** Start Stored data **
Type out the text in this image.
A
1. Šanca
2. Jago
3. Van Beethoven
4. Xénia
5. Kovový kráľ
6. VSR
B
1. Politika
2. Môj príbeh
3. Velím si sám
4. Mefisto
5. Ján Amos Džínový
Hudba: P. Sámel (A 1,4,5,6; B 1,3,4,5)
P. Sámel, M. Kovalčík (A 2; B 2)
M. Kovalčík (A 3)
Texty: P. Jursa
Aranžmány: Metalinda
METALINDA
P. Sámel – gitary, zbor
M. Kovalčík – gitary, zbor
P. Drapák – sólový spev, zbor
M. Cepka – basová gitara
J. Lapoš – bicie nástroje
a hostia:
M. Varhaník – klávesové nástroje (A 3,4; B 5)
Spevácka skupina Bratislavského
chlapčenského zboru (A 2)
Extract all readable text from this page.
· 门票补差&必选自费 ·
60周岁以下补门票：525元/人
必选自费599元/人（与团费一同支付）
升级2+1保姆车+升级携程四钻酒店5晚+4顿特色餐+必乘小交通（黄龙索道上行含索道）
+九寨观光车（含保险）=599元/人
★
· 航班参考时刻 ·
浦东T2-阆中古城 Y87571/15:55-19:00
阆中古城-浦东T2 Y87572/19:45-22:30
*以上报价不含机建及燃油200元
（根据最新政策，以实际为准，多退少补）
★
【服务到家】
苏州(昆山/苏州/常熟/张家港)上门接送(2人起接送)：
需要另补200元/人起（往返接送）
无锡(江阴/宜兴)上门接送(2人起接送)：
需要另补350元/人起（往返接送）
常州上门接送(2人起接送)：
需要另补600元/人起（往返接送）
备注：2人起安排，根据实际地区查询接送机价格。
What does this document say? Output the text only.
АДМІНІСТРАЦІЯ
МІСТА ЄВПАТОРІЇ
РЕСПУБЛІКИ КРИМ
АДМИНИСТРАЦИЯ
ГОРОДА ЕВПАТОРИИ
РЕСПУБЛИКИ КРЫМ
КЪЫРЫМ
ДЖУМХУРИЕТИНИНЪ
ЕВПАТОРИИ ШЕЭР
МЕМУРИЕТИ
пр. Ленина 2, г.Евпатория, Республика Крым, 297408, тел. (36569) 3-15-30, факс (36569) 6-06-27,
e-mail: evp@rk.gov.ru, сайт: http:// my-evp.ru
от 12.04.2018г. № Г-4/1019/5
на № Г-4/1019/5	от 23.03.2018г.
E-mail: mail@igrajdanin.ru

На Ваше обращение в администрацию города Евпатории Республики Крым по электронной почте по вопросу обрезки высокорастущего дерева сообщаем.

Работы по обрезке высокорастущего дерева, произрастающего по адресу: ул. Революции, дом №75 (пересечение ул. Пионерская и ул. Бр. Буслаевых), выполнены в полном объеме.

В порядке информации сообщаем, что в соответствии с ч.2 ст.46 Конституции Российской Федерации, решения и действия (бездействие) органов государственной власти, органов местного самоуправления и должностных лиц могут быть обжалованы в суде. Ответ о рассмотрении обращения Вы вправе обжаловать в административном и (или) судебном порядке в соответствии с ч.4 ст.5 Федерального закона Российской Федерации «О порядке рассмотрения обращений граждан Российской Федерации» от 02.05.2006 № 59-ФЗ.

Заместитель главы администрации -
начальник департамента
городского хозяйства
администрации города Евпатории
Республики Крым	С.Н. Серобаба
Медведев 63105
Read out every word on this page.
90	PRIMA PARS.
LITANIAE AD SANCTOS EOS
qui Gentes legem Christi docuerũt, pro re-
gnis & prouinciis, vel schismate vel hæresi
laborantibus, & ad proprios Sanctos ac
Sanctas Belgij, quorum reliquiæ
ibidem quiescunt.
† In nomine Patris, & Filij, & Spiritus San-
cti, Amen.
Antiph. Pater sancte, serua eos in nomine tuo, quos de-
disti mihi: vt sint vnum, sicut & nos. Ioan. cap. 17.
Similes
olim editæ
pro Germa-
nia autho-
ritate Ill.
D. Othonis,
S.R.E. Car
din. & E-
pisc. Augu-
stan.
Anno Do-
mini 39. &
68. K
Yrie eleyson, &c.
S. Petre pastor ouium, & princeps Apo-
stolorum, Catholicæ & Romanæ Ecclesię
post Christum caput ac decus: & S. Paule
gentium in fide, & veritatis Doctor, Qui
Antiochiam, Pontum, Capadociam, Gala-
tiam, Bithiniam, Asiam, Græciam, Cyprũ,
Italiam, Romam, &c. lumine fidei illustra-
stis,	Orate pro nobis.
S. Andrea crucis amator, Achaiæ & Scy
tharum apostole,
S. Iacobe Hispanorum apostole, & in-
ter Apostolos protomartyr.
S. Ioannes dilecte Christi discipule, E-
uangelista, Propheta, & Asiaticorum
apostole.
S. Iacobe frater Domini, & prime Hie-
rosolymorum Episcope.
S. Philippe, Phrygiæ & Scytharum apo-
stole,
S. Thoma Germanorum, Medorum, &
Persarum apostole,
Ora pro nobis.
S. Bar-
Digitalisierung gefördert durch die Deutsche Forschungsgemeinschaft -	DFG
** End Stored data **
(Instructions for the task): Copy each line containing the word "nomine" from the data.

(Problem solution):
† In nomine Patris, & Filij, & Spiritus San-
Antiph. Pater sancte, serua eos in nomine tuo, quos de-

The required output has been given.